▸ Data for the task:

□ □ □ □ □

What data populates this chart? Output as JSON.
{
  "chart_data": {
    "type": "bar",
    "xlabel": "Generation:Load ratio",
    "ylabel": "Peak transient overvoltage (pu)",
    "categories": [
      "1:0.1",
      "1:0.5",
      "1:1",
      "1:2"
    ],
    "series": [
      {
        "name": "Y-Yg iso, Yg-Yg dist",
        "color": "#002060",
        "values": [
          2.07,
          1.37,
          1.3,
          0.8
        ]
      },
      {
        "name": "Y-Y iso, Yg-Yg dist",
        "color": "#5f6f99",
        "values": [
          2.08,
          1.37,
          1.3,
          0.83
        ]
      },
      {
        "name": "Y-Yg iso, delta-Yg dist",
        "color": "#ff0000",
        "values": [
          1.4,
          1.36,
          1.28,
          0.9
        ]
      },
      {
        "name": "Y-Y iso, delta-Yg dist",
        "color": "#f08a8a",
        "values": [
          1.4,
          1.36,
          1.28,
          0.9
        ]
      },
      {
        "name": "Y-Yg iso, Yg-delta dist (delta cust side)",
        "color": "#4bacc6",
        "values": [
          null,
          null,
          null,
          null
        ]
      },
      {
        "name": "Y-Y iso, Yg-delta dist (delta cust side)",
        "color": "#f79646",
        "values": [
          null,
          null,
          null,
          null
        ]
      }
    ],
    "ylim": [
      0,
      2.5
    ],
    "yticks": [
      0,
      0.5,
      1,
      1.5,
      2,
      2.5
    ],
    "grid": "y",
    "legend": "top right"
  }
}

□ □ □ □ □

▸ Aim of the task: Look through the material above and work out how many of its lines contain "color". State the number only.

▸ Exercise result: 6